(Figure contents as structured data)

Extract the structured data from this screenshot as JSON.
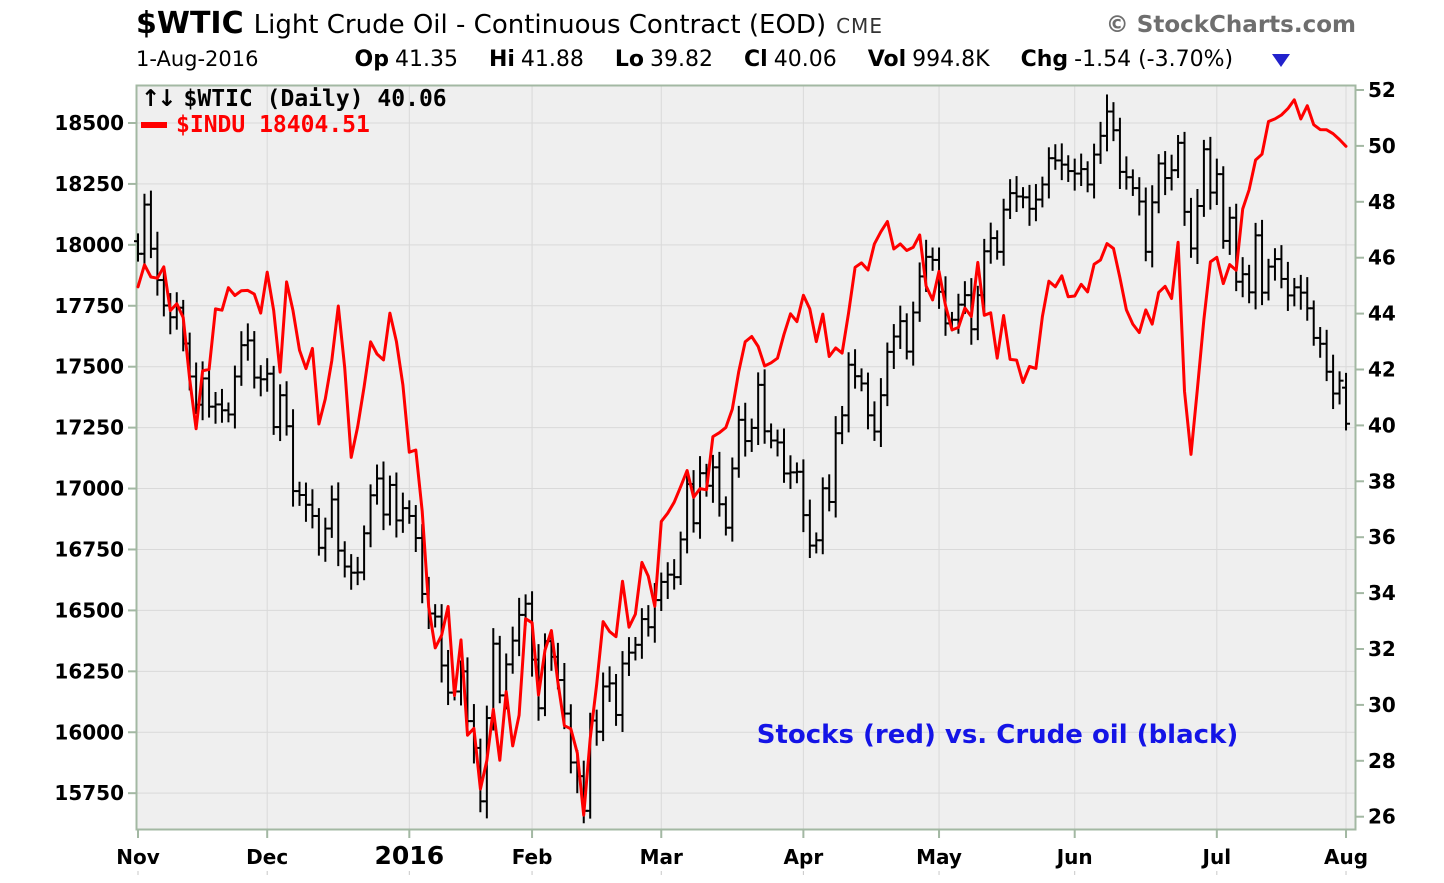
{
  "header": {
    "symbol": "$WTIC",
    "title": "Light Crude Oil - Continuous Contract (EOD)",
    "exchange": "CME",
    "credit": "© StockCharts.com",
    "date": "1-Aug-2016",
    "quote": {
      "op_label": "Op",
      "op": "41.35",
      "hi_label": "Hi",
      "hi": "41.88",
      "lo_label": "Lo",
      "lo": "39.82",
      "cl_label": "Cl",
      "cl": "40.06",
      "vol_label": "Vol",
      "vol": "994.8K",
      "chg_label": "Chg",
      "chg": "-1.54 (-3.70%)",
      "chg_direction": "down"
    }
  },
  "legend": {
    "arrows_icon": "↑↓",
    "line1": "$WTIC (Daily) 40.06",
    "line2": "$INDU 18404.51"
  },
  "annotation": {
    "text": "Stocks (red) vs. Crude oil (black)",
    "color": "#1414e6"
  },
  "colors": {
    "wtic": "#000000",
    "indu": "#ff0000",
    "plot_bg": "#efefef",
    "grid": "#d9d9d9",
    "frame": "#a3b8a3",
    "triangle": "#2222cc"
  },
  "chart_data": {
    "type": "ohlc+line",
    "title": "$WTIC (Daily) with $INDU overlay",
    "start_date": "2015-11-02",
    "end_date": "2016-08-01",
    "n_bars": 188,
    "grid": true,
    "x_ticks": [
      {
        "label": "Nov",
        "index": 0
      },
      {
        "label": "Dec",
        "index": 20
      },
      {
        "label": "2016",
        "index": 42,
        "year": true
      },
      {
        "label": "Feb",
        "index": 61
      },
      {
        "label": "Mar",
        "index": 81
      },
      {
        "label": "Apr",
        "index": 103
      },
      {
        "label": "May",
        "index": 124
      },
      {
        "label": "Jun",
        "index": 145
      },
      {
        "label": "Jul",
        "index": 167
      },
      {
        "label": "Aug",
        "index": 187
      }
    ],
    "left_axis": {
      "series": "$INDU",
      "range": [
        15590,
        18660
      ],
      "ticks": [
        18500,
        18250,
        18000,
        17750,
        17500,
        17250,
        17000,
        16750,
        16500,
        16250,
        16000,
        15750
      ]
    },
    "right_axis": {
      "series": "$WTIC",
      "range": [
        25.5,
        52.2
      ],
      "ticks": [
        52,
        50,
        48,
        46,
        44,
        42,
        40,
        38,
        36,
        34,
        32,
        30,
        28,
        26
      ]
    },
    "series": [
      {
        "name": "$WTIC",
        "type": "ohlc",
        "axis": "right",
        "color": "#000000",
        "last_bar": {
          "open": 41.35,
          "high": 41.88,
          "low": 39.82,
          "close": 40.06
        },
        "closes": [
          46.14,
          47.9,
          46.32,
          45.2,
          44.29,
          43.87,
          44.21,
          42.93,
          41.75,
          40.74,
          41.68,
          40.67,
          40.75,
          40.54,
          40.39,
          41.75,
          42.87,
          43.04,
          41.71,
          41.65,
          41.85,
          39.94,
          41.08,
          39.97,
          37.65,
          37.51,
          37.16,
          36.76,
          35.62,
          36.31,
          37.35,
          35.52,
          34.95,
          34.73,
          34.74,
          36.14,
          37.5,
          38.1,
          36.81,
          37.87,
          36.6,
          37.04,
          36.76,
          35.97,
          33.97,
          33.27,
          33.16,
          31.41,
          30.44,
          30.48,
          31.2,
          29.42,
          28.46,
          26.55,
          29.53,
          32.19,
          30.34,
          31.45,
          32.3,
          33.22,
          33.62,
          31.62,
          29.88,
          32.28,
          31.72,
          30.89,
          29.69,
          27.94,
          27.45,
          26.21,
          29.44,
          29.04,
          30.66,
          30.77,
          29.64,
          31.48,
          31.87,
          32.15,
          33.07,
          32.78,
          33.75,
          34.4,
          34.66,
          34.57,
          35.92,
          37.9,
          36.5,
          38.29,
          37.84,
          38.5,
          37.18,
          36.34,
          38.46,
          40.2,
          39.44,
          39.91,
          41.45,
          39.79,
          39.46,
          39.39,
          38.28,
          38.32,
          38.34,
          36.79,
          35.7,
          35.89,
          37.75,
          37.26,
          39.72,
          40.36,
          42.17,
          41.76,
          41.5,
          40.36,
          39.78,
          41.08,
          42.63,
          43.18,
          43.73,
          42.64,
          44.04,
          45.33,
          46.03,
          45.92,
          44.78,
          43.65,
          43.78,
          44.32,
          44.66,
          43.44,
          44.66,
          46.23,
          46.7,
          46.21,
          47.72,
          48.31,
          48.19,
          48.16,
          47.75,
          48.08,
          48.62,
          49.56,
          49.48,
          49.33,
          49.1,
          49.01,
          49.17,
          48.62,
          49.69,
          50.36,
          51.23,
          50.56,
          49.07,
          48.88,
          48.49,
          48.01,
          46.21,
          47.98,
          49.37,
          48.85,
          49.13,
          50.11,
          47.64,
          46.33,
          47.85,
          49.88,
          48.33,
          48.99,
          46.6,
          47.43,
          45.14,
          45.41,
          44.76,
          46.8,
          44.75,
          45.68,
          45.95,
          45.24,
          44.65,
          44.94,
          44.75,
          44.19,
          43.13,
          42.92,
          41.92,
          41.14,
          41.6,
          40.06
        ]
      },
      {
        "name": "$INDU",
        "type": "line",
        "axis": "left",
        "color": "#ff0000",
        "values": [
          17828,
          17918,
          17868,
          17863,
          17910,
          17730,
          17758,
          17702,
          17448,
          17245,
          17483,
          17489,
          17737,
          17732,
          17824,
          17792,
          17812,
          17813,
          17798,
          17720,
          17888,
          17730,
          17478,
          17848,
          17730,
          17568,
          17492,
          17575,
          17265,
          17368,
          17525,
          17749,
          17496,
          17128,
          17252,
          17417,
          17602,
          17552,
          17528,
          17720,
          17604,
          17425,
          17149,
          17158,
          16907,
          16514,
          16346,
          16398,
          16516,
          16151,
          16379,
          15988,
          16016,
          15767,
          15883,
          16094,
          15885,
          16167,
          15944,
          16070,
          16466,
          16449,
          16153,
          16337,
          16417,
          16205,
          16027,
          16014,
          15915,
          15660,
          15974,
          16197,
          16454,
          16413,
          16392,
          16620,
          16431,
          16485,
          16697,
          16640,
          16517,
          16865,
          16899,
          16944,
          17007,
          17074,
          16964,
          17000,
          16995,
          17213,
          17229,
          17251,
          17326,
          17481,
          17602,
          17624,
          17583,
          17503,
          17516,
          17535,
          17633,
          17717,
          17685,
          17793,
          17737,
          17603,
          17716,
          17542,
          17577,
          17556,
          17721,
          17908,
          17926,
          17897,
          18004,
          18054,
          18096,
          17983,
          18004,
          17977,
          17990,
          18041,
          17831,
          17774,
          17891,
          17751,
          17651,
          17661,
          17741,
          17706,
          17928,
          17711,
          17721,
          17535,
          17710,
          17530,
          17527,
          17435,
          17501,
          17493,
          17706,
          17851,
          17828,
          17873,
          17787,
          17790,
          17838,
          17807,
          17920,
          17938,
          18005,
          17985,
          17865,
          17733,
          17675,
          17640,
          17733,
          17675,
          17805,
          17830,
          17780,
          18011,
          17400,
          17140,
          17409,
          17694,
          17930,
          17949,
          17841,
          17919,
          17896,
          18147,
          18226,
          18348,
          18372,
          18506,
          18517,
          18533,
          18559,
          18595,
          18517,
          18571,
          18493,
          18473,
          18472,
          18456,
          18432,
          18404.51
        ]
      }
    ],
    "annotation": "Stocks (red) vs. Crude oil (black)"
  }
}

(Exercise aim)
Gather from the entries above all lines that include the string "index".

(Task response)
        "index": 0
        "index": 20
        "index": 42,
        "index": 61
        "index": 81
        "index": 103
        "index": 124
        "index": 145
        "index": 167
        "index": 187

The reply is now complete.